======== Provided data ========
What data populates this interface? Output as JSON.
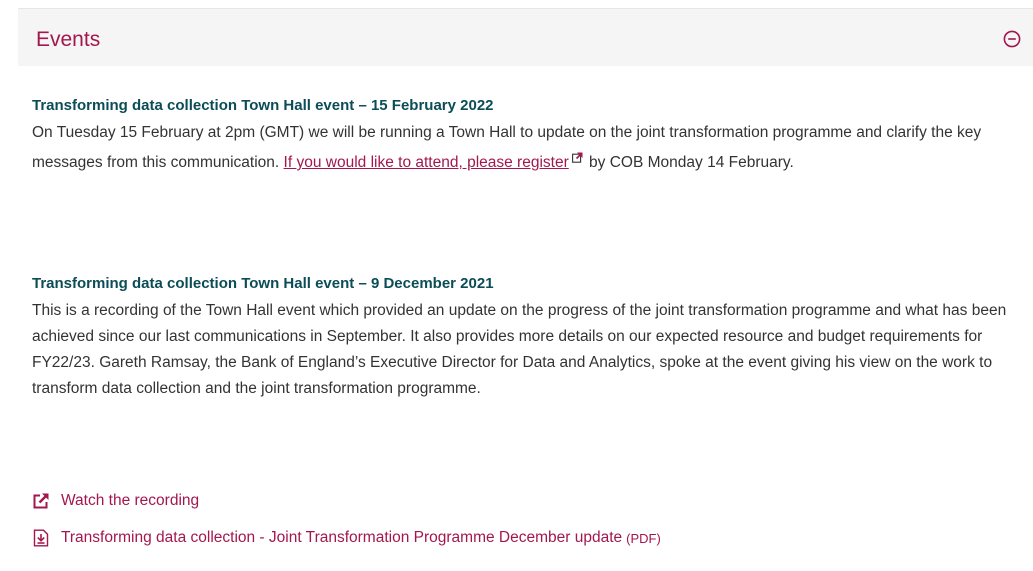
{
  "panel": {
    "title": "Events",
    "collapse_icon": "minus-circle-icon",
    "accent_color": "#a3174e",
    "heading_color": "#0b4d57"
  },
  "events": [
    {
      "heading": "Transforming data collection Town Hall event – 15 February 2022",
      "text_before": "On Tuesday 15 February at 2pm (GMT) we will be running a Town Hall to update on the joint transformation programme and clarify the key messages from this communication. ",
      "link_text": "If you would like to attend, please register",
      "text_after": " by COB Monday 14 February."
    },
    {
      "heading": "Transforming data collection Town Hall event – 9 December 2021",
      "text": "This is a recording of the Town Hall event which provided an update on the progress of the joint transformation programme and what has been achieved since our last communications in September. It also provides more details on our expected resource and budget requirements for FY22/23. Gareth Ramsay, the Bank of England’s Executive Director for Data and Analytics, spoke at the event giving his view on the work to transform data collection and the joint transformation programme."
    }
  ],
  "resources": [
    {
      "icon": "external-link-icon",
      "label": "Watch the recording"
    },
    {
      "icon": "pdf-download-icon",
      "label": "Transforming data collection - Joint Transformation Programme December update",
      "tag": "(PDF)"
    }
  ]
}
========
Exercise task
Give the data above again in full and unchanged, skipping the pictures.

Response
What data populates this interface? Output as JSON.
{
  "panel": {
    "title": "Events",
    "collapse_icon": "minus-circle-icon",
    "accent_color": "#a3174e",
    "heading_color": "#0b4d57"
  },
  "events": [
    {
      "heading": "Transforming data collection Town Hall event – 15 February 2022",
      "text_before": "On Tuesday 15 February at 2pm (GMT) we will be running a Town Hall to update on the joint transformation programme and clarify the key messages from this communication. ",
      "link_text": "If you would like to attend, please register",
      "text_after": " by COB Monday 14 February."
    },
    {
      "heading": "Transforming data collection Town Hall event – 9 December 2021",
      "text": "This is a recording of the Town Hall event which provided an update on the progress of the joint transformation programme and what has been achieved since our last communications in September. It also provides more details on our expected resource and budget requirements for FY22/23. Gareth Ramsay, the Bank of England’s Executive Director for Data and Analytics, spoke at the event giving his view on the work to transform data collection and the joint transformation programme."
    }
  ],
  "resources": [
    {
      "icon": "external-link-icon",
      "label": "Watch the recording"
    },
    {
      "icon": "pdf-download-icon",
      "label": "Transforming data collection - Joint Transformation Programme December update",
      "tag": "(PDF)"
    }
  ]
}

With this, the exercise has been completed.